## REQUEST
Please write out the material that follows, exactly as it stands.

## DATA LINES
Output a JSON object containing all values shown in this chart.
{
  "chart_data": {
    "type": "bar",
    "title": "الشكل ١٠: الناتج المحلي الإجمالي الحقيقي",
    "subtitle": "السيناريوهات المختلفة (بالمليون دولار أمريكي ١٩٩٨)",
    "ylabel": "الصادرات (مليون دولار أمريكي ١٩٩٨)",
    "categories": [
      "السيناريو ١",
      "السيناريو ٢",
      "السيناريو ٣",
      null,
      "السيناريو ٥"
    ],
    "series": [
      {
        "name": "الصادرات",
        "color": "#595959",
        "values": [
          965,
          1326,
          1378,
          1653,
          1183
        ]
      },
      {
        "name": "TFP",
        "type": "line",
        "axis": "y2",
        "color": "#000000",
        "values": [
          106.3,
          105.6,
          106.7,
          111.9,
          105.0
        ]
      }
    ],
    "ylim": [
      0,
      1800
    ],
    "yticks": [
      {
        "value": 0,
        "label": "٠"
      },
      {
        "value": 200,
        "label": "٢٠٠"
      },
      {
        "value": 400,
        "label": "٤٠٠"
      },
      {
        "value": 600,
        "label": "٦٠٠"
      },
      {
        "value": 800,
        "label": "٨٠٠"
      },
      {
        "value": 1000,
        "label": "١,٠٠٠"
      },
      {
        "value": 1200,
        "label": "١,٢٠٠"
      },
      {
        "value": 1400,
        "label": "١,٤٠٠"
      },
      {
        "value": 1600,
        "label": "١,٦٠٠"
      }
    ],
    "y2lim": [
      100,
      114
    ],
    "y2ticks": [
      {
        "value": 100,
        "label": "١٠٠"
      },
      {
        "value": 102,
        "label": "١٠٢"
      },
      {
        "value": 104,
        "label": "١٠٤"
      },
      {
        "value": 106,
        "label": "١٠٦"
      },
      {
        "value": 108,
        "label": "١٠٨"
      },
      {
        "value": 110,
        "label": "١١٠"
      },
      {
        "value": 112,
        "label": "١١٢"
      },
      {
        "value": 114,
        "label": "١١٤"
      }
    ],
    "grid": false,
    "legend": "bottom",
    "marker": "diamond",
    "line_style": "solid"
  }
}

## CORRECT OUTPUT
Output a JSON object containing all values shown in this chart.
{
  "chart_data": {
    "type": "bar",
    "title": "الشكل ١٠: الناتج المحلي الإجمالي الحقيقي",
    "subtitle": "السيناريوهات المختلفة (بالمليون دولار أمريكي ١٩٩٨)",
    "ylabel": "الصادرات (مليون دولار أمريكي ١٩٩٨)",
    "categories": [
      "السيناريو ١",
      "السيناريو ٢",
      "السيناريو ٣",
      null,
      "السيناريو ٥"
    ],
    "series": [
      {
        "name": "الصادرات",
        "color": "#595959",
        "values": [
          965,
          1326,
          1378,
          1653,
          1183
        ]
      },
      {
        "name": "TFP",
        "type": "line",
        "axis": "y2",
        "color": "#000000",
        "values": [
          106.3,
          105.6,
          106.7,
          111.9,
          105.0
        ]
      }
    ],
    "ylim": [
      0,
      1800
    ],
    "yticks": [
      {
        "value": 0,
        "label": "٠"
      },
      {
        "value": 200,
        "label": "٢٠٠"
      },
      {
        "value": 400,
        "label": "٤٠٠"
      },
      {
        "value": 600,
        "label": "٦٠٠"
      },
      {
        "value": 800,
        "label": "٨٠٠"
      },
      {
        "value": 1000,
        "label": "١,٠٠٠"
      },
      {
        "value": 1200,
        "label": "١,٢٠٠"
      },
      {
        "value": 1400,
        "label": "١,٤٠٠"
      },
      {
        "value": 1600,
        "label": "١,٦٠٠"
      }
    ],
    "y2lim": [
      100,
      114
    ],
    "y2ticks": [
      {
        "value": 100,
        "label": "١٠٠"
      },
      {
        "value": 102,
        "label": "١٠٢"
      },
      {
        "value": 104,
        "label": "١٠٤"
      },
      {
        "value": 106,
        "label": "١٠٦"
      },
      {
        "value": 108,
        "label": "١٠٨"
      },
      {
        "value": 110,
        "label": "١١٠"
      },
      {
        "value": 112,
        "label": "١١٢"
      },
      {
        "value": 114,
        "label": "١١٤"
      }
    ],
    "grid": false,
    "legend": "bottom",
    "marker": "diamond",
    "line_style": "solid"
  }
}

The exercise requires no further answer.